Document text:
****

What happens is that the tumor grows, then when it gets large enough, some cells break off from its surface. Some of these cells then attach within the peritoneal cavity, and new tumors start to grow, starting the metastasis process. It’s sort of this two-stage thing which we use a branching process model to figure out. A branching model predicts the likelihood of one generation of individuals, in this case cells, producing descendants of differing kinds, such as cancer cells. The tumor grows sort of exponentially in time, and cells leave at a certain rate.

There are three types of cells in the model—the primary tumor cells, the cells floating free in the abdomen and the ones that set down and start metastasizing. A lot of these ovarian tumors are too small to detect with ultrasound until they’re a certain size, so there’s a sort of window of opportunity in which to detect these tumors through screening, between the time that it’s half a centimeter in diameter to the time when we have more than a gram of metastasizing cells.

We used our models to work out how long a tumor stays in that window, and it turns out to be around 2.6 years. In order to sort of “catch” this window, then, you’d need to screen women every two years or so. With these studies, we can work out how best to apply treatments, the costs of optimal screening procedures and things like that.

TC: What have you found especially interesting about your work?

****

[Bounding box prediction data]
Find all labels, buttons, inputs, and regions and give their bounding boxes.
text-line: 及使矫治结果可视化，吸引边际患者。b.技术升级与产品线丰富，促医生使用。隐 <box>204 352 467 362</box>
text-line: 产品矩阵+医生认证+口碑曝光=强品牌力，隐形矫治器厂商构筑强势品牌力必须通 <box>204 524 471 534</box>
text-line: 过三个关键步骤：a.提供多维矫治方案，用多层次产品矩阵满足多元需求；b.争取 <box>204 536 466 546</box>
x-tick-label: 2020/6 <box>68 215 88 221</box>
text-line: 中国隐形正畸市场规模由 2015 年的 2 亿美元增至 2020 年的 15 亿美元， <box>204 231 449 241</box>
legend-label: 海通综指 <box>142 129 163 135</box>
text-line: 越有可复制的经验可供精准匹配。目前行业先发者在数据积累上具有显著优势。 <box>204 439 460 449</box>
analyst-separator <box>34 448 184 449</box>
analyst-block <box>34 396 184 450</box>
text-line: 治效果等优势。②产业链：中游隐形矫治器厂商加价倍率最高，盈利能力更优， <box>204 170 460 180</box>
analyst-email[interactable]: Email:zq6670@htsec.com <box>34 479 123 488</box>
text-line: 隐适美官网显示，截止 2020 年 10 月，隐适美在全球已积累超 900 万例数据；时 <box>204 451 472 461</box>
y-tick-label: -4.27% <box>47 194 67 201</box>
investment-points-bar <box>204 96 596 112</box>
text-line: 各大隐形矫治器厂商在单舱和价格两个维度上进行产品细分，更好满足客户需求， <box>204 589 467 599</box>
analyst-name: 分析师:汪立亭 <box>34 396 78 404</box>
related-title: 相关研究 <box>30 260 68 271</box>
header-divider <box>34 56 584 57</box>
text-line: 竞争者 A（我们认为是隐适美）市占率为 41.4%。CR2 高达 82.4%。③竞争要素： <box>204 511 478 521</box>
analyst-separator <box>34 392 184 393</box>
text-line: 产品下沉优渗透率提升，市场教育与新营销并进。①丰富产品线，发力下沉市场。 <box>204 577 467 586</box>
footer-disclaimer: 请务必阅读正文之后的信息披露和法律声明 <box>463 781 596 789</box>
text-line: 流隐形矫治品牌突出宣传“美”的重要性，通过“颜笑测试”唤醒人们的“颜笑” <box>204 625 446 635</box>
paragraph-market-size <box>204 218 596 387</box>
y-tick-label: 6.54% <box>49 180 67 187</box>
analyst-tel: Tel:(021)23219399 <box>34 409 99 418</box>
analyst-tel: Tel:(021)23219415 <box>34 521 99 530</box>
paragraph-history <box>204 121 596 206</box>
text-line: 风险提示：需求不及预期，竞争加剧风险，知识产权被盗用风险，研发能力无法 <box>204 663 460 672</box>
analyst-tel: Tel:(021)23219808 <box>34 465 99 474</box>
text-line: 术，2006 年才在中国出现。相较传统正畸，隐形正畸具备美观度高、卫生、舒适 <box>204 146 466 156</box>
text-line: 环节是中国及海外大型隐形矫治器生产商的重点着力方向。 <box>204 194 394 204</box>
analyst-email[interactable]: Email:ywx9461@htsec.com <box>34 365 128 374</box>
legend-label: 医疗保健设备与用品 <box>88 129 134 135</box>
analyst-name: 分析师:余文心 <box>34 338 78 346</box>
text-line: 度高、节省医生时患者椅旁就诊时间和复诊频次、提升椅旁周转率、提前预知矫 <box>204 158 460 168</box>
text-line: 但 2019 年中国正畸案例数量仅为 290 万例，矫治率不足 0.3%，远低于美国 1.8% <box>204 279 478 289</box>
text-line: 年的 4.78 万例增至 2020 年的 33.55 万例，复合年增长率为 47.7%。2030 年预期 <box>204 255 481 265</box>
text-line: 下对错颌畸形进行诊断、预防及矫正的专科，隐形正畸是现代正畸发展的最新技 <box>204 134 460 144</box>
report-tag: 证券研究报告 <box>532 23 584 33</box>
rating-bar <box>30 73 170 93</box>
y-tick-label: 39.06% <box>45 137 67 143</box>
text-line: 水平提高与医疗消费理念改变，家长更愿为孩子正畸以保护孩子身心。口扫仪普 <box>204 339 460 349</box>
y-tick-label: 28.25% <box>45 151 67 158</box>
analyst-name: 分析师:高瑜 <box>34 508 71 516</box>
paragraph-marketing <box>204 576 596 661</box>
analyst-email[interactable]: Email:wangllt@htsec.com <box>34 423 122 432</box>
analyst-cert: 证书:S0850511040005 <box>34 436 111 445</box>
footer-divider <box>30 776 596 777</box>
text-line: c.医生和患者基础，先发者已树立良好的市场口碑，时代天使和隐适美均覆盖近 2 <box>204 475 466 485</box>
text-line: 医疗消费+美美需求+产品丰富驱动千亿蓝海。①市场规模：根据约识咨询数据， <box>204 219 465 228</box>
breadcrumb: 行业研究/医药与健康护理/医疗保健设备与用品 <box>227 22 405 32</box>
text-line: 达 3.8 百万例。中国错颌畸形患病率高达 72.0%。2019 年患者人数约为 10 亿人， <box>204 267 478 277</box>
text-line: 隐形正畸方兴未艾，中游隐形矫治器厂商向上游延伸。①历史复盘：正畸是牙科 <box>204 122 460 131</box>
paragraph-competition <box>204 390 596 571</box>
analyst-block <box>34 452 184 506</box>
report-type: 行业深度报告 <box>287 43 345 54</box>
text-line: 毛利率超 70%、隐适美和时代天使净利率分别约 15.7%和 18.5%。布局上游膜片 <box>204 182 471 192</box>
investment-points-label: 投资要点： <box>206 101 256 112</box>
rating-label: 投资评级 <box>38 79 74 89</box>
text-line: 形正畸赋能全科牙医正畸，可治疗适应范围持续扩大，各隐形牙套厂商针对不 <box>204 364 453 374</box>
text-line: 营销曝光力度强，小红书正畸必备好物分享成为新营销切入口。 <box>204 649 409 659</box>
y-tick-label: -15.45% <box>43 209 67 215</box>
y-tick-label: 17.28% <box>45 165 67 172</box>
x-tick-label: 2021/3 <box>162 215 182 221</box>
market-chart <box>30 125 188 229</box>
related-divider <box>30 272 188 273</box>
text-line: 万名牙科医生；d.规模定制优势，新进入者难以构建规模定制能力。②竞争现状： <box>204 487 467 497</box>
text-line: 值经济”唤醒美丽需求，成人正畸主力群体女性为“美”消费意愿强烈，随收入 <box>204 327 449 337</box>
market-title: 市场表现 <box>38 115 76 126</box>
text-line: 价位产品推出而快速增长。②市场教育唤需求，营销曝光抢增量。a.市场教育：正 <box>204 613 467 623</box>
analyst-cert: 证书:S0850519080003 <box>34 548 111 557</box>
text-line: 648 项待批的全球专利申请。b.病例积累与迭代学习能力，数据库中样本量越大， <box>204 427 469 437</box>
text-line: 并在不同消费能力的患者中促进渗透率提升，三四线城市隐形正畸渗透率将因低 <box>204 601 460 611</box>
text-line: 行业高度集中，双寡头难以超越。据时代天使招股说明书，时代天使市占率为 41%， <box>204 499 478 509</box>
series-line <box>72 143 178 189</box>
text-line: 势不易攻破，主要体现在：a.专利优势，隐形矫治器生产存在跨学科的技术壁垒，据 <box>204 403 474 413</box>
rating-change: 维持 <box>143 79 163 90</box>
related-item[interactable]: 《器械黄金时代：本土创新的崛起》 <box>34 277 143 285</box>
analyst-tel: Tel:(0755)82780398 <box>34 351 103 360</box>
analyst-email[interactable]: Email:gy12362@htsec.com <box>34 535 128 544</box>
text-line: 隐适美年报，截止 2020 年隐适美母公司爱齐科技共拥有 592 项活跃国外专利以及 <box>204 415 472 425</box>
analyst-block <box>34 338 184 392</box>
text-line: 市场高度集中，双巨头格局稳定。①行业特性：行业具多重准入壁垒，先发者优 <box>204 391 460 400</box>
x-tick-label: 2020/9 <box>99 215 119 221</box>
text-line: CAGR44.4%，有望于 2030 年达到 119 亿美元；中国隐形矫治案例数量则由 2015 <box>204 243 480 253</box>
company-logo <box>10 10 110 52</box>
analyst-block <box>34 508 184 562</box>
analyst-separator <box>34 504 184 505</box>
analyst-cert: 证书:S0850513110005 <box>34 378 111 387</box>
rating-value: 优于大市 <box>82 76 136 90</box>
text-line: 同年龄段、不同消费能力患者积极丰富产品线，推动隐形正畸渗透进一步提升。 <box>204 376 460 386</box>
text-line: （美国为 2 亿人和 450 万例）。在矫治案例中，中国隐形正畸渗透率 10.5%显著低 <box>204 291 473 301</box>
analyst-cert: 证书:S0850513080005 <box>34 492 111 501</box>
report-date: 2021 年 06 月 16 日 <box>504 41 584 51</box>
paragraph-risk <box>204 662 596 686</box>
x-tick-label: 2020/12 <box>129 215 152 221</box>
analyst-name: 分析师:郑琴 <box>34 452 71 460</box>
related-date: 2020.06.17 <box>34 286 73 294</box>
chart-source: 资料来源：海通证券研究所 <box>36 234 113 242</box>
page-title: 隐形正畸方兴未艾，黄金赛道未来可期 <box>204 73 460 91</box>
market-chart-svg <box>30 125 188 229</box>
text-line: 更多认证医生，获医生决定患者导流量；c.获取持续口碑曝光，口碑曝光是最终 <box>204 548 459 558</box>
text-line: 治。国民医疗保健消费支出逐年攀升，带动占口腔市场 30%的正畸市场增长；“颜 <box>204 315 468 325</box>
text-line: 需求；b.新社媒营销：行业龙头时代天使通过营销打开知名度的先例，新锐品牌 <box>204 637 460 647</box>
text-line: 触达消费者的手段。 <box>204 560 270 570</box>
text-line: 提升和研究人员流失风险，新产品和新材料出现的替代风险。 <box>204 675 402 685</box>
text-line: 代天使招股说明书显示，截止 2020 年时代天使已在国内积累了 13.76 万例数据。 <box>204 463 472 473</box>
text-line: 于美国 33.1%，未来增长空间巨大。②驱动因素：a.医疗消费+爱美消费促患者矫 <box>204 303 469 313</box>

****

Required work: Quote the part of the passage on ovarian tumor growth that opens with the words containing "We used our" and closes with "things like that.". These rows have nothing to do with the passage on ovarian tumor growth.

Task output:
We used our models to work out how long a tumor stays in that window, and it turns out to be around 2.6 years. In order to sort of “catch” this window, then, you’d need to screen women every two years or so. With these studies, we can work out how best to apply treatments, the costs of optimal screening procedures and things like that.